Exercise objective -
Every entry must be given again exactly.

Provided data -

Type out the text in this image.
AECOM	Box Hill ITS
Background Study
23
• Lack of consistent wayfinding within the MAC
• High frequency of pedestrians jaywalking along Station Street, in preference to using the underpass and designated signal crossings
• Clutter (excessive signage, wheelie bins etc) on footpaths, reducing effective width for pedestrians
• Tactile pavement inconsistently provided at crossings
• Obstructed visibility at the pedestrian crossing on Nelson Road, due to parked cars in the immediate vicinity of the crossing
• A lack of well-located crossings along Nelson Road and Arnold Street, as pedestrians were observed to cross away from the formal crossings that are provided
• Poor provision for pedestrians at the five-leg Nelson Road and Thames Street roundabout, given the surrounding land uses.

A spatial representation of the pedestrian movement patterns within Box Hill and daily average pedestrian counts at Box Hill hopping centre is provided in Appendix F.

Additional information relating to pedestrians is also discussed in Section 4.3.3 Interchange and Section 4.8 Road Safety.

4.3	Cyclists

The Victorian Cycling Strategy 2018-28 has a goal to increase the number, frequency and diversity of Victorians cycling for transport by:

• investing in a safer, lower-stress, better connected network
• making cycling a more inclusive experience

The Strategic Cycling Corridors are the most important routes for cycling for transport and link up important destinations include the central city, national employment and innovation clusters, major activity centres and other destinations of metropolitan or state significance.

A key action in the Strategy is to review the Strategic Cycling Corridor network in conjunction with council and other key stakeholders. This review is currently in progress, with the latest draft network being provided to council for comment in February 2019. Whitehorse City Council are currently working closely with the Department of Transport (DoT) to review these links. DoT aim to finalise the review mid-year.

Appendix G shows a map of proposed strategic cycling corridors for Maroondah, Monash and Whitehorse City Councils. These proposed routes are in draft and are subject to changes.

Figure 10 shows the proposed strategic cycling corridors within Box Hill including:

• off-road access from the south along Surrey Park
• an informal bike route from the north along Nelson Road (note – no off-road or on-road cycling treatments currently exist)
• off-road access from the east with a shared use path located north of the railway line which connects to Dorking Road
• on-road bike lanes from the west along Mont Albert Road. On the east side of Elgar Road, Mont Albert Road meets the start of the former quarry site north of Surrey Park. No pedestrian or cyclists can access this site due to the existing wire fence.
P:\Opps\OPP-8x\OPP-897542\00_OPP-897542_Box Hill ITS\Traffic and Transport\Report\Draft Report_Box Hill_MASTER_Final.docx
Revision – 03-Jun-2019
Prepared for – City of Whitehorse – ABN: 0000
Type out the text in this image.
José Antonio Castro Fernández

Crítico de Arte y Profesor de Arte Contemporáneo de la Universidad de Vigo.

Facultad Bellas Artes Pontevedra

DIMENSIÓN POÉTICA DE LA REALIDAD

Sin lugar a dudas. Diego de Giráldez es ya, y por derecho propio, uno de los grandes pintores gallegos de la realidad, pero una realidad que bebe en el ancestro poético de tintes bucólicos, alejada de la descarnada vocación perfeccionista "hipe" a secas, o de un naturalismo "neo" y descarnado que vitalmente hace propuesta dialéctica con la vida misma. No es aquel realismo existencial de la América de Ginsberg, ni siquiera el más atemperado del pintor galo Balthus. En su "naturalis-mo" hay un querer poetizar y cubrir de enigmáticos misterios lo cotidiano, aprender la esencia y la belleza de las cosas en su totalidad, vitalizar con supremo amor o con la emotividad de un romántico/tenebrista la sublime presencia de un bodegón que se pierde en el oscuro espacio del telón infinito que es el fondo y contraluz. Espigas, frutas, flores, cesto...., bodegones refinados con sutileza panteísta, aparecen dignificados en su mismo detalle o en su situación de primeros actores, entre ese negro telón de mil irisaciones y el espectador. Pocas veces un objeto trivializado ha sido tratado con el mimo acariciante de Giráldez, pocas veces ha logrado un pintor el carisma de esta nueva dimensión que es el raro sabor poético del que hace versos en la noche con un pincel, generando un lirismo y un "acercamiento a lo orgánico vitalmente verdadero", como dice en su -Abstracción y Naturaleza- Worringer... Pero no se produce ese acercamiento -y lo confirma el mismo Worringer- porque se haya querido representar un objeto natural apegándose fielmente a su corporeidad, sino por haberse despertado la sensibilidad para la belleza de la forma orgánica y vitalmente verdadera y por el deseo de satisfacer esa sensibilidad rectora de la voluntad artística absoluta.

Answer -
Type out the text in this image.
AECOM	Box Hill ITS
Background Study
23
• Lack of consistent wayfinding within the MAC
• High frequency of pedestrians jaywalking along Station Street, in preference to using the underpass and designated signal crossings
• Clutter (excessive signage, wheelie bins etc) on footpaths, reducing effective width for pedestrians
• Tactile pavement inconsistently provided at crossings
• Obstructed visibility at the pedestrian crossing on Nelson Road, due to parked cars in the immediate vicinity of the crossing
• A lack of well-located crossings along Nelson Road and Arnold Street, as pedestrians were observed to cross away from the formal crossings that are provided
• Poor provision for pedestrians at the five-leg Nelson Road and Thames Street roundabout, given the surrounding land uses.

A spatial representation of the pedestrian movement patterns within Box Hill and daily average pedestrian counts at Box Hill hopping centre is provided in Appendix F.

Additional information relating to pedestrians is also discussed in Section 4.3.3 Interchange and Section 4.8 Road Safety.

4.3	Cyclists

The Victorian Cycling Strategy 2018-28 has a goal to increase the number, frequency and diversity of Victorians cycling for transport by:

• investing in a safer, lower-stress, better connected network
• making cycling a more inclusive experience

The Strategic Cycling Corridors are the most important routes for cycling for transport and link up important destinations include the central city, national employment and innovation clusters, major activity centres and other destinations of metropolitan or state significance.

A key action in the Strategy is to review the Strategic Cycling Corridor network in conjunction with council and other key stakeholders. This review is currently in progress, with the latest draft network being provided to council for comment in February 2019. Whitehorse City Council are currently working closely with the Department of Transport (DoT) to review these links. DoT aim to finalise the review mid-year.

Appendix G shows a map of proposed strategic cycling corridors for Maroondah, Monash and Whitehorse City Councils. These proposed routes are in draft and are subject to changes.

Figure 10 shows the proposed strategic cycling corridors within Box Hill including:

• off-road access from the south along Surrey Park
• an informal bike route from the north along Nelson Road (note – no off-road or on-road cycling treatments currently exist)
• off-road access from the east with a shared use path located north of the railway line which connects to Dorking Road
• on-road bike lanes from the west along Mont Albert Road. On the east side of Elgar Road, Mont Albert Road meets the start of the former quarry site north of Surrey Park. No pedestrian or cyclists can access this site due to the existing wire fence.
P:\Opps\OPP-8x\OPP-897542\00_OPP-897542_Box Hill ITS\Traffic and Transport\Report\Draft Report_Box Hill_MASTER_Final.docx
Revision – 03-Jun-2019
Prepared for – City of Whitehorse – ABN: 0000
Type out the text in this image.
José Antonio Castro Fernández

Crítico de Arte y Profesor de Arte Contemporáneo de la Universidad de Vigo.

Facultad Bellas Artes Pontevedra

DIMENSIÓN POÉTICA DE LA REALIDAD

Sin lugar a dudas. Diego de Giráldez es ya, y por derecho propio, uno de los grandes pintores gallegos de la realidad, pero una realidad que bebe en el ancestro poético de tintes bucólicos, alejada de la descarnada vocación perfeccionista "hipe" a secas, o de un naturalismo "neo" y descarnado que vitalmente hace propuesta dialéctica con la vida misma. No es aquel realismo existencial de la América de Ginsberg, ni siquiera el más atemperado del pintor galo Balthus. En su "naturalis-mo" hay un querer poetizar y cubrir de enigmáticos misterios lo cotidiano, aprender la esencia y la belleza de las cosas en su totalidad, vitalizar con supremo amor o con la emotividad de un romántico/tenebrista la sublime presencia de un bodegón que se pierde en el oscuro espacio del telón infinito que es el fondo y contraluz. Espigas, frutas, flores, cesto...., bodegones refinados con sutileza panteísta, aparecen dignificados en su mismo detalle o en su situación de primeros actores, entre ese negro telón de mil irisaciones y el espectador. Pocas veces un objeto trivializado ha sido tratado con el mimo acariciante de Giráldez, pocas veces ha logrado un pintor el carisma de esta nueva dimensión que es el raro sabor poético del que hace versos en la noche con un pincel, generando un lirismo y un "acercamiento a lo orgánico vitalmente verdadero", como dice en su -Abstracción y Naturaleza- Worringer... Pero no se produce ese acercamiento -y lo confirma el mismo Worringer- porque se haya querido representar un objeto natural apegándose fielmente a su corporeidad, sino por haberse despertado la sensibilidad para la belleza de la forma orgánica y vitalmente verdadera y por el deseo de satisfacer esa sensibilidad rectora de la voluntad artística absoluta.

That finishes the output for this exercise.